Diese Prinzipien werden im klassischen Unterrichtsverlaufsplan oder Artikulationsschema umgesetzt, indem die Phasen passenden Spalten zugeordnet werden wie zum Beispiel Zeit, Teilziele, Inhalte, Medien, und Sozialformen. Dadurch entsteht eine didaktisch-methodisch sinnvolle Rhythmisierung der Lerneinheit. Rhythmisierung bedeutet, dass die Unterrichtseinheit in unterschiedliche Aktivitäten der Lernenden eingeteilt wird, die einem energetischen Schema folgen: Von eher außenbezogenen Aktivitäten am Beginn der Stunde hin zu einer Mitte nach ca. 20 Minuten zu eher innenbezogenen und individuellen Lernaktivitäten nach diesem Wendepunkt. Ziel ist es, durch Wechsel der Phasen, die Lernaktivität der Lernenden kontinuierlich hoch zu halten und rhythmusbedingte Störungen zu vermeiden (vgl. Schmid 2012, 68).

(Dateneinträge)

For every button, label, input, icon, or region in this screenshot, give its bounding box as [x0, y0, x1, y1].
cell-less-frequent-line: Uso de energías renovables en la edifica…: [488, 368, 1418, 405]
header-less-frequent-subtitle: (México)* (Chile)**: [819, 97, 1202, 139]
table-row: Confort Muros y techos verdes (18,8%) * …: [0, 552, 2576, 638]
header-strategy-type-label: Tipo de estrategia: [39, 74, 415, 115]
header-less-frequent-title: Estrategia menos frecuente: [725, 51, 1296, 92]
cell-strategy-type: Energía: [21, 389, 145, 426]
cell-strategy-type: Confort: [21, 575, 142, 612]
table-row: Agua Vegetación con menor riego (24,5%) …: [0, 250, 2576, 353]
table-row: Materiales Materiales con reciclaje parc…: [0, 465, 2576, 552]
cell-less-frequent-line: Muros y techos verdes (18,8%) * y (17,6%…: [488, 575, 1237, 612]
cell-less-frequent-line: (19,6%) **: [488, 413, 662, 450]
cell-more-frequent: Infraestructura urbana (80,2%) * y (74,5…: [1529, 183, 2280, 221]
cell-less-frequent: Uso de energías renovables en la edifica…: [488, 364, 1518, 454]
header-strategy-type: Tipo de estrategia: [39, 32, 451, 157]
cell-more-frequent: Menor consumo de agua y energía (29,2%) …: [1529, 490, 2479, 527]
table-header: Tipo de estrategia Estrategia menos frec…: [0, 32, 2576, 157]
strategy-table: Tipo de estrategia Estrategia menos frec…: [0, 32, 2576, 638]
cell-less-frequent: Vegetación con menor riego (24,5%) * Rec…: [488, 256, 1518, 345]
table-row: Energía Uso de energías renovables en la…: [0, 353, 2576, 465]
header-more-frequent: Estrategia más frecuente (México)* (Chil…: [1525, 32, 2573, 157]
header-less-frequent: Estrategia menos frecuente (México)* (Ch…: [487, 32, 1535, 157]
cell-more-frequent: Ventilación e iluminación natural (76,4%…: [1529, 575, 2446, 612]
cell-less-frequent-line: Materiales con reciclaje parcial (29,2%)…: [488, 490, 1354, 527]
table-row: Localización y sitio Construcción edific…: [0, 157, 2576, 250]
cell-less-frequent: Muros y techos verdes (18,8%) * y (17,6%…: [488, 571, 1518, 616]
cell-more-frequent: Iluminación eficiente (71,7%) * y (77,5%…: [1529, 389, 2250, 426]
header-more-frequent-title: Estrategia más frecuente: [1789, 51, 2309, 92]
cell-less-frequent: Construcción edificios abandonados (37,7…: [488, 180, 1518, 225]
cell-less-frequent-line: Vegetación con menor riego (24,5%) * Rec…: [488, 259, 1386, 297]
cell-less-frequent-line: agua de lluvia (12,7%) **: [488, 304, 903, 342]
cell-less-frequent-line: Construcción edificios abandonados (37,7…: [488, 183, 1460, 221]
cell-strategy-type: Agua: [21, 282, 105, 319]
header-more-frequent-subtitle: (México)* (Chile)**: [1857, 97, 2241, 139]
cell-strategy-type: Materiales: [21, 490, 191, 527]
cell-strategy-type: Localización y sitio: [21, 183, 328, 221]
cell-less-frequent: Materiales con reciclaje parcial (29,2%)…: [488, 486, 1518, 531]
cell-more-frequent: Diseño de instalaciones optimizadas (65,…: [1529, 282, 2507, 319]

_ARBEITSAUFTRAG_:
Extrahiere bitte aus dem Dokumenttext die Passage ab den Worten „Diese Prinzipien werden“ und höre nach „Schmid 2012, 68).“ auf. Die Einträge stammen aus einer anderen Quelle.

_LÖSUNG ZUR AUFGABE_:
Diese Prinzipien werden im klassischen Unterrichtsverlaufsplan oder Artikulationsschema umgesetzt, indem die Phasen passenden Spalten zugeordnet werden wie zum Beispiel Zeit, Teilziele, Inhalte, Medien, und Sozialformen. Dadurch entsteht eine didaktisch-methodisch sinnvolle Rhythmisierung der Lerneinheit. Rhythmisierung bedeutet, dass die Unterrichtseinheit in unterschiedliche Aktivitäten der Lernenden eingeteilt wird, die einem energetischen Schema folgen: Von eher außenbezogenen Aktivitäten am Beginn der Stunde hin zu einer Mitte nach ca. 20 Minuten zu eher innenbezogenen und individuellen Lernaktivitäten nach diesem Wendepunkt. Ziel ist es, durch Wechsel der Phasen, die Lernaktivität der Lernenden kontinuierlich hoch zu halten und rhythmusbedingte Störungen zu vermeiden (vgl. Schmid 2012, 68).